─── Supplied records
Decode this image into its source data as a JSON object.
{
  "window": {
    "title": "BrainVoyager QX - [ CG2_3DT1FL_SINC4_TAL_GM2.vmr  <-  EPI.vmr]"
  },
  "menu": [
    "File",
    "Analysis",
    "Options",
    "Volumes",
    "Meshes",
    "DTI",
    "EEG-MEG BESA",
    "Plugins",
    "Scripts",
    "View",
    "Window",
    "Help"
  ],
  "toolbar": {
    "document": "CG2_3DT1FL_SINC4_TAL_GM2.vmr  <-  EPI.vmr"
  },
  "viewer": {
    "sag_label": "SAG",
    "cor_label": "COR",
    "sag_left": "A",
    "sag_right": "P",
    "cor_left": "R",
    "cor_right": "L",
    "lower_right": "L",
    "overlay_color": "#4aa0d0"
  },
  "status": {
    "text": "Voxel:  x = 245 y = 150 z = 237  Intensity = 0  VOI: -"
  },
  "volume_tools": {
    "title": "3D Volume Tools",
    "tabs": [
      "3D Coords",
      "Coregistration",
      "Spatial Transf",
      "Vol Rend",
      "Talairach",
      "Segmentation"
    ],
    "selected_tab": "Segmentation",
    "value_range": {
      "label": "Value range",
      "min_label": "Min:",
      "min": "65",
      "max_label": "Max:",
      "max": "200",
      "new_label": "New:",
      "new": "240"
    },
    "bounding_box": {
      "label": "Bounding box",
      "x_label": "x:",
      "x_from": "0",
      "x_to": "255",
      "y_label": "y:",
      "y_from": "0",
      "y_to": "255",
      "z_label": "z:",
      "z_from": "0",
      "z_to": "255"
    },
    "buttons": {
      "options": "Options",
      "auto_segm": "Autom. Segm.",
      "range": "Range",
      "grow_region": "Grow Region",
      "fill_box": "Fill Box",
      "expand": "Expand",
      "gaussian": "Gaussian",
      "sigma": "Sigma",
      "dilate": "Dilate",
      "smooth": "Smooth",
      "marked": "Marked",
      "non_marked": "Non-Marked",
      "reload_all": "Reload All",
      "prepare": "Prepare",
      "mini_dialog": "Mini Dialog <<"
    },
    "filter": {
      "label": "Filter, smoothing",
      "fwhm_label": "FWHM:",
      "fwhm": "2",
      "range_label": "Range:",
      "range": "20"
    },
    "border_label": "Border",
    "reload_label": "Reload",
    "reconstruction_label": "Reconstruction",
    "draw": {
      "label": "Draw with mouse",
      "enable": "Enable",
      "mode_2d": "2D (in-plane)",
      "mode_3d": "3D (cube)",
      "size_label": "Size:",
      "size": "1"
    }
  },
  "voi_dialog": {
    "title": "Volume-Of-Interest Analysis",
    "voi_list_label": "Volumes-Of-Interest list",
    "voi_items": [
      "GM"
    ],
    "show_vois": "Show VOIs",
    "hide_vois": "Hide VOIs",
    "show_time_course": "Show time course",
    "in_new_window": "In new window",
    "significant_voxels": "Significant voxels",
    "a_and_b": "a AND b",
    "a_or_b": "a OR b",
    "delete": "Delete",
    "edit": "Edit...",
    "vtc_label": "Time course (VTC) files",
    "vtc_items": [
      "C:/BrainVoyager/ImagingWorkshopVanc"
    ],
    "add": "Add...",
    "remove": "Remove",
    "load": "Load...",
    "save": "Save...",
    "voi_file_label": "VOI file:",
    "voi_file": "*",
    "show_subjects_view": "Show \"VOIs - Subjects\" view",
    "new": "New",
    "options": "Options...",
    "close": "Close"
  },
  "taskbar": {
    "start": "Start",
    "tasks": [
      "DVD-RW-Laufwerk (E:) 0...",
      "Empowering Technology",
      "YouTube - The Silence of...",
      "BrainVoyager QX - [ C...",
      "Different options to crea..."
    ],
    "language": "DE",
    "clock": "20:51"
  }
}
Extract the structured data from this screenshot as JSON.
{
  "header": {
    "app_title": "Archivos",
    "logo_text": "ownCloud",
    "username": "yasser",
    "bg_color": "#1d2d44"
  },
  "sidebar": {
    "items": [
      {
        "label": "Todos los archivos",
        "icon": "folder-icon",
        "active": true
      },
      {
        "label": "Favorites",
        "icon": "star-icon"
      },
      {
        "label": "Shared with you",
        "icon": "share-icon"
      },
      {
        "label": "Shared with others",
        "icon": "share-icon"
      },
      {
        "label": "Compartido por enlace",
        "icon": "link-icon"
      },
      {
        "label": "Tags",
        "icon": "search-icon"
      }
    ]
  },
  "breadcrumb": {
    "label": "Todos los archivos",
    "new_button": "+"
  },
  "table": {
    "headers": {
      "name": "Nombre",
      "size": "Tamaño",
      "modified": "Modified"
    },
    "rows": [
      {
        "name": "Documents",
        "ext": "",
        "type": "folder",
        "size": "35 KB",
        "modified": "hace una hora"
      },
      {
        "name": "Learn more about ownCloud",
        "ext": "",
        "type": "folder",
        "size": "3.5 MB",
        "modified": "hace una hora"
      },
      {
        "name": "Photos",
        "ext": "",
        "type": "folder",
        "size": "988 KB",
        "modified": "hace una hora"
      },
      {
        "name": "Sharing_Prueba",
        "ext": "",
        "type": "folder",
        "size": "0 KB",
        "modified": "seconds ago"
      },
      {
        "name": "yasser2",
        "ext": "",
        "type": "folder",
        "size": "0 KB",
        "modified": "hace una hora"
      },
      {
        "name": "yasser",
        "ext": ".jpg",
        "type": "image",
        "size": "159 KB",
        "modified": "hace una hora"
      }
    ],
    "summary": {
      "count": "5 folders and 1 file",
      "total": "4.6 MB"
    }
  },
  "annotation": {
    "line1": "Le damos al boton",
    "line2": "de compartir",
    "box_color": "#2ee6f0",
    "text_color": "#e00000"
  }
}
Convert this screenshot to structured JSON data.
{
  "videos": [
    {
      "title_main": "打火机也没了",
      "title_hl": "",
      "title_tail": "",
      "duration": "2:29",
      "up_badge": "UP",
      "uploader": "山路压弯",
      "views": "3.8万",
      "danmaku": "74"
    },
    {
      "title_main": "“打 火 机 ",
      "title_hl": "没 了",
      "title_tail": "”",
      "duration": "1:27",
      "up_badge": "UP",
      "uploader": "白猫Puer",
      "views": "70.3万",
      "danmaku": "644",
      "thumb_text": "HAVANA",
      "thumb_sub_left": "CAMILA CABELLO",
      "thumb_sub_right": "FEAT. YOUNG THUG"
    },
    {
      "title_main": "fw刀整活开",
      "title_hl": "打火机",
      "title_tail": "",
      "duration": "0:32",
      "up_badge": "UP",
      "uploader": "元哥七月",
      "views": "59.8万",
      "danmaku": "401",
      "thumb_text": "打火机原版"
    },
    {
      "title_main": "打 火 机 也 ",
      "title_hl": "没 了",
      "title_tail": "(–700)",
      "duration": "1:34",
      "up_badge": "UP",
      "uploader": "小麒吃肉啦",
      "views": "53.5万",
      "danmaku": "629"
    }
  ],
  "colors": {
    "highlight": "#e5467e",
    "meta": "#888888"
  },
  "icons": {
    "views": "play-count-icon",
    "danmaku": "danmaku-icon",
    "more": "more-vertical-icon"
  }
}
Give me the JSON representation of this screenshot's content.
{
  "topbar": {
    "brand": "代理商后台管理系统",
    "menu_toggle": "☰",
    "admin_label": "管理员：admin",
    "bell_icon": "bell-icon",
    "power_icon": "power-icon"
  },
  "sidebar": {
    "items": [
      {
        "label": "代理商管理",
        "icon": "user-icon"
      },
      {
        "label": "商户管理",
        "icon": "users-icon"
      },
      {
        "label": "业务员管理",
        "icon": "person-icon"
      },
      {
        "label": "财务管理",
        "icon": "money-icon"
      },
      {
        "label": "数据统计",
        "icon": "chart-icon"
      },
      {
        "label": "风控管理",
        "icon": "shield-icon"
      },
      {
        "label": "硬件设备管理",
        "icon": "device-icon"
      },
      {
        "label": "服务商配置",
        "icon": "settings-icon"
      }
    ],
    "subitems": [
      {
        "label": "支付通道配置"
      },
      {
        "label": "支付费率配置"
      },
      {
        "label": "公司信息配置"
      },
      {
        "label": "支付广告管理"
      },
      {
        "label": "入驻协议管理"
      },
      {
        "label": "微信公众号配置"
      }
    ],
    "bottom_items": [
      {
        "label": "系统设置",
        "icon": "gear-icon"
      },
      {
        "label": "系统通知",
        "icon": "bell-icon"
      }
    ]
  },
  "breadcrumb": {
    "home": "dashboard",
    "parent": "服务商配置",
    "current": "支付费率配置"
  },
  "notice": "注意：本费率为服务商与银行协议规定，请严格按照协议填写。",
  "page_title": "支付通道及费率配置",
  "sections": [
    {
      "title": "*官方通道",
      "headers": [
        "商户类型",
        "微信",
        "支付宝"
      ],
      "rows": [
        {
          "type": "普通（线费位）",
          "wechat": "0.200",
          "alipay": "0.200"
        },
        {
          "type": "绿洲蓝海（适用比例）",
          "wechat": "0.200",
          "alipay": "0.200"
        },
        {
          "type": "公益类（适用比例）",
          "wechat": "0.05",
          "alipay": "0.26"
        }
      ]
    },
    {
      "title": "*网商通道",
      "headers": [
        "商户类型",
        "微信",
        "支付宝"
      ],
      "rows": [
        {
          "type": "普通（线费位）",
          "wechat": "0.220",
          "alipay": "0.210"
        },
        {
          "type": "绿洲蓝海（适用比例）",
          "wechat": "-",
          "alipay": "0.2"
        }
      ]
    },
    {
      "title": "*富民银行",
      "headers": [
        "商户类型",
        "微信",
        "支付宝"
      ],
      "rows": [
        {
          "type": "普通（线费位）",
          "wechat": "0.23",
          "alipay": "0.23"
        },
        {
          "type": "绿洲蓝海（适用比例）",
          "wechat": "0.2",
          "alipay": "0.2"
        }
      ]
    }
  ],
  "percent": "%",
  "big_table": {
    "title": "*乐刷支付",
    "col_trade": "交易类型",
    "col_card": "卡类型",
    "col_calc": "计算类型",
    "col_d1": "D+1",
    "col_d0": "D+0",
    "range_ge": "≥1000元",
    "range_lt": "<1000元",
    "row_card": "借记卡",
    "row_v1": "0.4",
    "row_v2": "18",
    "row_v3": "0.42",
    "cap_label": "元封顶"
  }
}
──────
* [Problem requirements]:
Take every line from the data that contains the word "screenshot".

* [Task solution]:
Extract the structured data from this screenshot as JSON.
Convert this screenshot to structured JSON data.
Give me the JSON representation of this screenshot's content.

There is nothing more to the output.